**WHAT THE TASK ASKS:**
Where a line contains the word "this", copy that line in full.

**Records from a collection of figures:**
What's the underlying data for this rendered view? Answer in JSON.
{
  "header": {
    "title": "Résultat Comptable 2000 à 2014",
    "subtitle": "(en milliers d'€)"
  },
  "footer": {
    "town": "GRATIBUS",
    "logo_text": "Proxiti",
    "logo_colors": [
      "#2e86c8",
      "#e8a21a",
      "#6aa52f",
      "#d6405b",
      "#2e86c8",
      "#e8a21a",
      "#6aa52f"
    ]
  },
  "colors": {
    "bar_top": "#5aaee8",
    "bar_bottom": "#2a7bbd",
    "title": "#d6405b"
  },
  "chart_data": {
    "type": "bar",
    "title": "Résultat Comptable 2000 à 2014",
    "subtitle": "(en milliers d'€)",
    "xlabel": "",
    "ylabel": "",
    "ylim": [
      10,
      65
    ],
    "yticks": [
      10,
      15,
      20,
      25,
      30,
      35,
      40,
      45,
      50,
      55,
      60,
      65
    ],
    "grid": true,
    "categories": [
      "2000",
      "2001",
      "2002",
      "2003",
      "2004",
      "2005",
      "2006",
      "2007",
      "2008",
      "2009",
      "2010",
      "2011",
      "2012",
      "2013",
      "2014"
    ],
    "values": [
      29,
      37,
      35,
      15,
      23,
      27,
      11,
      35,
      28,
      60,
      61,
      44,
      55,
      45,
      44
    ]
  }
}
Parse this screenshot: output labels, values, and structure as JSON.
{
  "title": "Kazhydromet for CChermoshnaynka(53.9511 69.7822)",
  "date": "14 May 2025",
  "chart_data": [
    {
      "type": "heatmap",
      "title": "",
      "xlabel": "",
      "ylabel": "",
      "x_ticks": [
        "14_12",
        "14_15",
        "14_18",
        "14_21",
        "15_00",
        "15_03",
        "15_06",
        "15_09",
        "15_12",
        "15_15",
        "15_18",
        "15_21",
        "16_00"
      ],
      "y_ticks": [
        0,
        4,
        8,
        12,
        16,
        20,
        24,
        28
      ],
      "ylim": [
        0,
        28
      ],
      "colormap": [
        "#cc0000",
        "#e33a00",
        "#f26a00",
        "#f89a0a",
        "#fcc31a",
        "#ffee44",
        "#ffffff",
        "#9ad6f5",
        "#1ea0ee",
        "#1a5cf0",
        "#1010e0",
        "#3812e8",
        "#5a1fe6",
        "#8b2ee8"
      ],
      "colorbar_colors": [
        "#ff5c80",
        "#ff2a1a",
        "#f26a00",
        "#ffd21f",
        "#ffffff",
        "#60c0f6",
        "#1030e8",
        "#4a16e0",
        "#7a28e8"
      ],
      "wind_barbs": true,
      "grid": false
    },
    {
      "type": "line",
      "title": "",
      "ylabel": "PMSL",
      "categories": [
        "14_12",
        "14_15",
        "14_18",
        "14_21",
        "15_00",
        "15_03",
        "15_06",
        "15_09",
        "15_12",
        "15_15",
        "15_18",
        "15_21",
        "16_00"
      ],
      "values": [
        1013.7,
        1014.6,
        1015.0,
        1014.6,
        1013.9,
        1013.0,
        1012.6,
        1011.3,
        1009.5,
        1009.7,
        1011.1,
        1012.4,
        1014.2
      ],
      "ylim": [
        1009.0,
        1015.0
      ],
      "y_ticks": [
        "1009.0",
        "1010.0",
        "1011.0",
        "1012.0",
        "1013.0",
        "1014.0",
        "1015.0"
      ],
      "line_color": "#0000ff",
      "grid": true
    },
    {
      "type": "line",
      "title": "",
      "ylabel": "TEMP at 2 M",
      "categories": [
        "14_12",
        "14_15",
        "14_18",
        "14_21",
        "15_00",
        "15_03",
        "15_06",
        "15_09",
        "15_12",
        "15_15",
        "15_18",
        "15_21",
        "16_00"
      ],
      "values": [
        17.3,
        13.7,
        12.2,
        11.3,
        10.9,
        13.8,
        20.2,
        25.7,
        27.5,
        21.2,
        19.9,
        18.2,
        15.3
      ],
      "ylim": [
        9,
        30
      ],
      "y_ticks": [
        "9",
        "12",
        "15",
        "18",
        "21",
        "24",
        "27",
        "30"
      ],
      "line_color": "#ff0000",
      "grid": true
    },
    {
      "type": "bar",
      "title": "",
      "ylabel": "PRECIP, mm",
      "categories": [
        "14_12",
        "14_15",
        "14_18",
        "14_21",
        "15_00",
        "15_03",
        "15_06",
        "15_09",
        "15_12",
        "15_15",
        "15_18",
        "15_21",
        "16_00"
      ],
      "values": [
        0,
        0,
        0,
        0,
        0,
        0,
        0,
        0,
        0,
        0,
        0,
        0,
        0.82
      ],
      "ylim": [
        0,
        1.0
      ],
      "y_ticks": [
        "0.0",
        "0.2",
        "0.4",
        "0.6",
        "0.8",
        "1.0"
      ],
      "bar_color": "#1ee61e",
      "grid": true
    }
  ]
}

**RESPONSE TO THE EXERCISE:**
What's the underlying data for this rendered view? Answer in JSON.
Parse this screenshot: output labels, values, and structure as JSON.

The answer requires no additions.